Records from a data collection
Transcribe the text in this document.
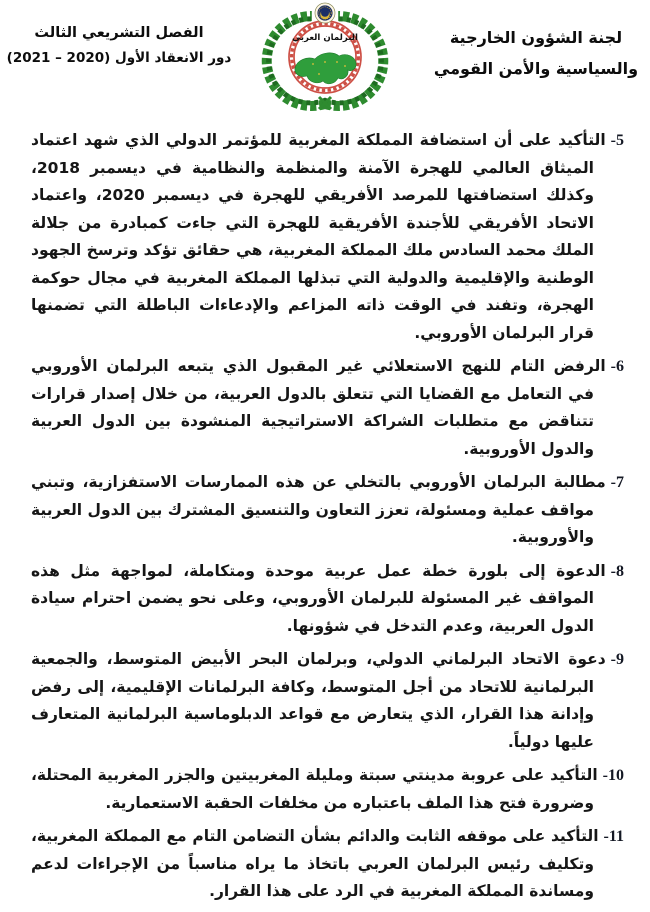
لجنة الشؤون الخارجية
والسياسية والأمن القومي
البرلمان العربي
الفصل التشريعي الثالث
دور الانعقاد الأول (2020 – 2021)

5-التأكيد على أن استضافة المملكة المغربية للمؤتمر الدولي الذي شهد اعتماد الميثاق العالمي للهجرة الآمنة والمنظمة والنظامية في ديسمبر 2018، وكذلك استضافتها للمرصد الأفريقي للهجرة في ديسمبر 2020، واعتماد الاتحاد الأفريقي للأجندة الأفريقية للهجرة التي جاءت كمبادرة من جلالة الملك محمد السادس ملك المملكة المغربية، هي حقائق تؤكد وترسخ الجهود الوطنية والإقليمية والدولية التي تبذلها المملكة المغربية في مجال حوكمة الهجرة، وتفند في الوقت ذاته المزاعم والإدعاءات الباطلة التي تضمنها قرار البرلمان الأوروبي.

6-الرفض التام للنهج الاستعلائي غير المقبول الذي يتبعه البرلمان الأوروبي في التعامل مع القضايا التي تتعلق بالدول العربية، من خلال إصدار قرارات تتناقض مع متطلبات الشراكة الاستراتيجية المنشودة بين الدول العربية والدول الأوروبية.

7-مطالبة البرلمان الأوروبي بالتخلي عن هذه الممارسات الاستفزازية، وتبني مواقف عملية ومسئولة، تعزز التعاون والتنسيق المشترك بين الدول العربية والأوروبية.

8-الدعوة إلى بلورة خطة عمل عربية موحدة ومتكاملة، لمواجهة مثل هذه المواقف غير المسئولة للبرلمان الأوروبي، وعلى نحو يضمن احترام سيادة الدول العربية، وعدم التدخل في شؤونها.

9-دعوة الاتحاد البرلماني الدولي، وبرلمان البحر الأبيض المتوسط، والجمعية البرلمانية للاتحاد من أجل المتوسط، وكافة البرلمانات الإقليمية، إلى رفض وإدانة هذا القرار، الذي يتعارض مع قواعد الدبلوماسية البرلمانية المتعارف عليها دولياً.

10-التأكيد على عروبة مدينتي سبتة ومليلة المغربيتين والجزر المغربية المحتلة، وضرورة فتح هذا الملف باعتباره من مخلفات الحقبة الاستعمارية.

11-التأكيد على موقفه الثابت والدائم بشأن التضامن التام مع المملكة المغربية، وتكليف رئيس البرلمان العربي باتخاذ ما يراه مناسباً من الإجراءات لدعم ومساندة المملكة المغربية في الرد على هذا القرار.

**What you are asked to do**
Gather every line from the listing above in which "المملكة" appears, and copy those lines.

**Reply to the task**
5-التأكيد على أن استضافة المملكة المغربية للمؤتمر الدولي الذي شهد اعتماد الميثاق العالمي للهجرة الآمنة والمنظمة والنظامية في ديسمبر 2018، وكذلك استضافتها للمرصد الأفريقي للهجرة في ديسمبر 2020، واعتماد الاتحاد الأفريقي للأجندة الأفريقية للهجرة التي جاءت كمبادرة من جلالة الملك محمد السادس ملك المملكة المغربية، هي حقائق تؤكد وترسخ الجهود الوطنية والإقليمية والدولية التي تبذلها المملكة المغربية في مجال حوكمة الهجرة، وتفند في الوقت ذاته المزاعم والإدعاءات الباطلة التي تضمنها قرار البرلمان الأوروبي.
11-التأكيد على موقفه الثابت والدائم بشأن التضامن التام مع المملكة المغربية، وتكليف رئيس البرلمان العربي باتخاذ ما يراه مناسباً من الإجراءات لدعم ومساندة المملكة المغربية في الرد على هذا القرار.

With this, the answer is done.